───── Extracted entries
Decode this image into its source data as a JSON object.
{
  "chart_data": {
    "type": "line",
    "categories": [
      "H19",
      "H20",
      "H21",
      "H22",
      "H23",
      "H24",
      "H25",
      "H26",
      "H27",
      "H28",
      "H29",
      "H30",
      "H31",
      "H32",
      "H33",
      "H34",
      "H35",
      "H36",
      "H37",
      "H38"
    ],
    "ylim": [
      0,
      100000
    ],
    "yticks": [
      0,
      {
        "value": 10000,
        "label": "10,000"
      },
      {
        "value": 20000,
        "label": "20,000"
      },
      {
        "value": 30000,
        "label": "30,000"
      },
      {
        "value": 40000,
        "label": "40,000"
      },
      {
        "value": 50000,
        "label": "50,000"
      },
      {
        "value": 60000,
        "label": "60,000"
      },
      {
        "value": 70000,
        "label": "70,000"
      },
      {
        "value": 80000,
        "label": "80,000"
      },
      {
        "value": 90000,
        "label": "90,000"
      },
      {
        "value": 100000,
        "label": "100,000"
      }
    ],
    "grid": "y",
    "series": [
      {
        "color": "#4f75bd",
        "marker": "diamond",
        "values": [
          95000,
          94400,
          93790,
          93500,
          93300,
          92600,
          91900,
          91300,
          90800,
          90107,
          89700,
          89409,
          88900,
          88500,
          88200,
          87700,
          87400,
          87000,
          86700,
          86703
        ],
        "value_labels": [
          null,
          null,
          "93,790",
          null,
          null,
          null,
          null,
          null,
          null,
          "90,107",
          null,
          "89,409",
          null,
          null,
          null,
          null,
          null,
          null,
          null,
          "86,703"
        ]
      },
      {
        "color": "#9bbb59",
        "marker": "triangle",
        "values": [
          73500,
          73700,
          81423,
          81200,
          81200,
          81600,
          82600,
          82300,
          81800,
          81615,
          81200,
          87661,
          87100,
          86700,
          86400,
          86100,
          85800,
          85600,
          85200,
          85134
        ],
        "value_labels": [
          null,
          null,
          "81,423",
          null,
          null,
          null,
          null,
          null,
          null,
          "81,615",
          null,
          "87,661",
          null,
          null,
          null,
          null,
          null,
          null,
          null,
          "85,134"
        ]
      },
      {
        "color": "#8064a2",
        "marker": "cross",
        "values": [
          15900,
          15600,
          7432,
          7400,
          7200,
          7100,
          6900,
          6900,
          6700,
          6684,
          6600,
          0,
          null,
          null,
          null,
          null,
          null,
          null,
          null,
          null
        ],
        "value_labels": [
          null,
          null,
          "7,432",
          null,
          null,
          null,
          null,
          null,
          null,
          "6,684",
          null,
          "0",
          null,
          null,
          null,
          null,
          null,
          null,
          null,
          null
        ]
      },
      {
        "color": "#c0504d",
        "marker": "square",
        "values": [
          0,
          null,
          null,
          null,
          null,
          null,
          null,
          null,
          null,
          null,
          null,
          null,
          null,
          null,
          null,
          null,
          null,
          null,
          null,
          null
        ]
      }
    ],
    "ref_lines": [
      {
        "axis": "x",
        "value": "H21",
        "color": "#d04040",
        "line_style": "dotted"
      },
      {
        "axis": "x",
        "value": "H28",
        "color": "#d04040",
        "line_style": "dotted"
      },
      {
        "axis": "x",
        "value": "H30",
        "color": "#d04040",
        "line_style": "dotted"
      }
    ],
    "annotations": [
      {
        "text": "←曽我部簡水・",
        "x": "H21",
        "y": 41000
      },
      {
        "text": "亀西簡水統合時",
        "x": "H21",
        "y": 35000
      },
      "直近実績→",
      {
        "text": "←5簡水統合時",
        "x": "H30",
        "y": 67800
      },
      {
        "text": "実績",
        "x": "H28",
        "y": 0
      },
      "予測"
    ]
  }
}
──────────
Search the preceding listing for the word "text" and pull out every line that holds it.

Result for this exercise ->
        "text": "←曽我部簡水・",
        "text": "亀西簡水統合時",
        "text": "←5簡水統合時",
        "text": "実績",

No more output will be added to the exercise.